• [Data extracted from a collection]
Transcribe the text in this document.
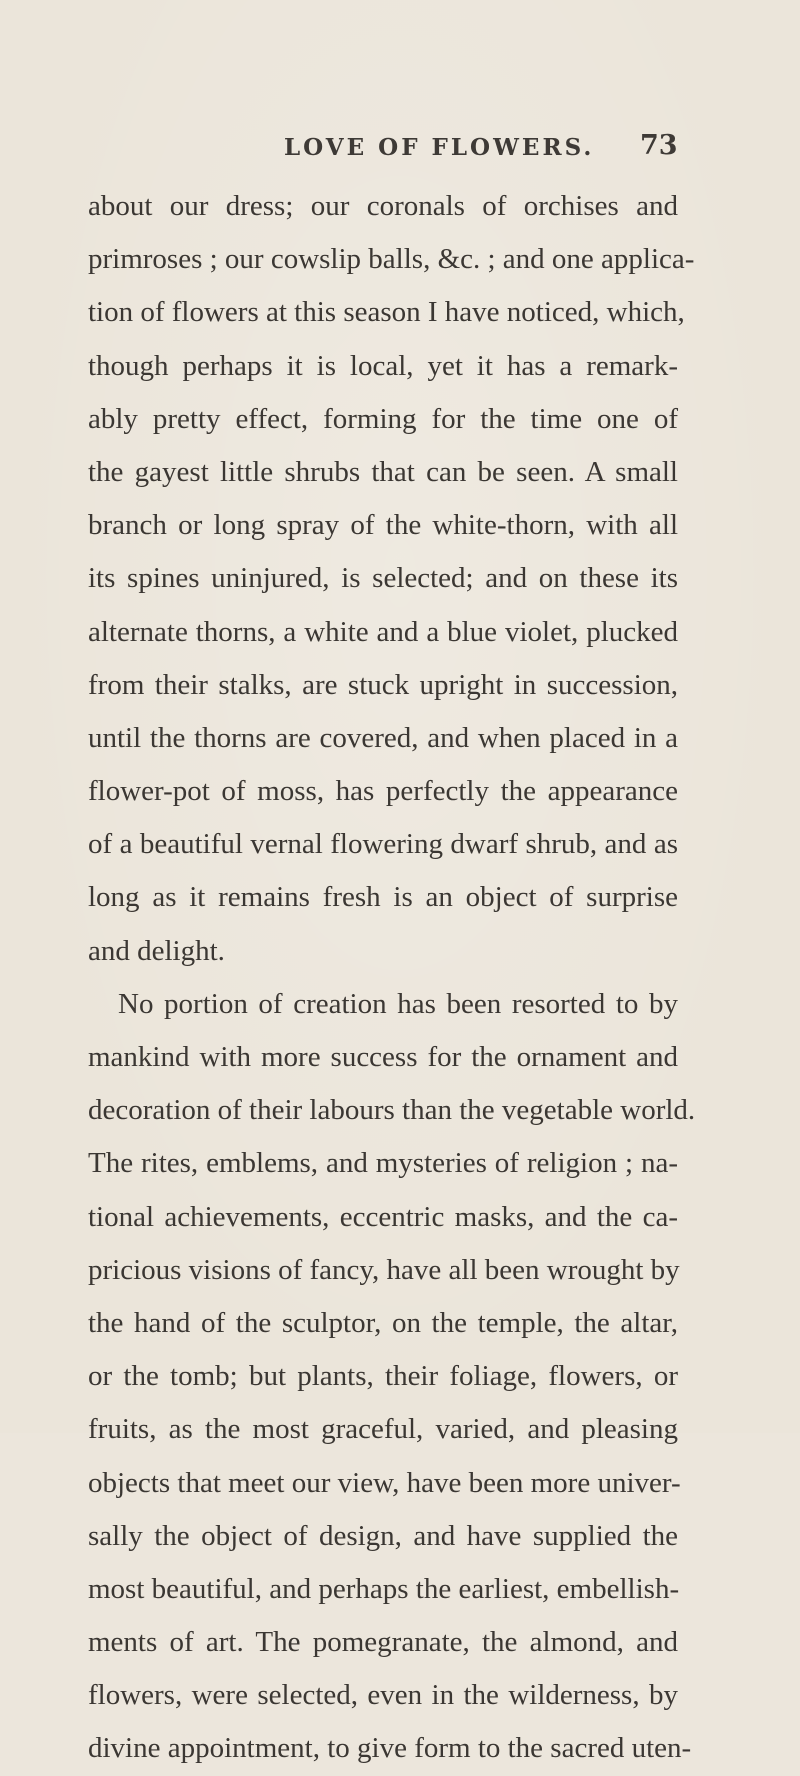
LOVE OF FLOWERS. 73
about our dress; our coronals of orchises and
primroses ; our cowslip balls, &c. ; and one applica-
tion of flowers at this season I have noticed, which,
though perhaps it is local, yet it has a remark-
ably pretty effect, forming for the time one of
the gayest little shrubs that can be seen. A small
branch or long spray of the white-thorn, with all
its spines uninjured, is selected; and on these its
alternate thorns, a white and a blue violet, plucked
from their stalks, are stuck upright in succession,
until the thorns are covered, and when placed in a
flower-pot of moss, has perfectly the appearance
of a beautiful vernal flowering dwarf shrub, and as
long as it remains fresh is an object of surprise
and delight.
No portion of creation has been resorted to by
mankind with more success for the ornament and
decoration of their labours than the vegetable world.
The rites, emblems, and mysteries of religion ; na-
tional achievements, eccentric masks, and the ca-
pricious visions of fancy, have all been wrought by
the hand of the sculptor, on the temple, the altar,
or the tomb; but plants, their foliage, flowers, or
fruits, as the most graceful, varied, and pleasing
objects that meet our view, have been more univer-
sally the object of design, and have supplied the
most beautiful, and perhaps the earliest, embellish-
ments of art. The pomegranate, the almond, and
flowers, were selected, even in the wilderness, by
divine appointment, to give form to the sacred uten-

• [Exercise brief] Transcribe the material exactly, keeping every word and none of the pictures.

• [Task solution]
Transcribe the text in this document.
LOVE OF FLOWERS. 73
about our dress; our coronals of orchises and
primroses ; our cowslip balls, &c. ; and one applica-
tion of flowers at this season I have noticed, which,
though perhaps it is local, yet it has a remark-
ably pretty effect, forming for the time one of
the gayest little shrubs that can be seen. A small
branch or long spray of the white-thorn, with all
its spines uninjured, is selected; and on these its
alternate thorns, a white and a blue violet, plucked
from their stalks, are stuck upright in succession,
until the thorns are covered, and when placed in a
flower-pot of moss, has perfectly the appearance
of a beautiful vernal flowering dwarf shrub, and as
long as it remains fresh is an object of surprise
and delight.
No portion of creation has been resorted to by
mankind with more success for the ornament and
decoration of their labours than the vegetable world.
The rites, emblems, and mysteries of religion ; na-
tional achievements, eccentric masks, and the ca-
pricious visions of fancy, have all been wrought by
the hand of the sculptor, on the temple, the altar,
or the tomb; but plants, their foliage, flowers, or
fruits, as the most graceful, varied, and pleasing
objects that meet our view, have been more univer-
sally the object of design, and have supplied the
most beautiful, and perhaps the earliest, embellish-
ments of art. The pomegranate, the almond, and
flowers, were selected, even in the wilderness, by
divine appointment, to give form to the sacred uten-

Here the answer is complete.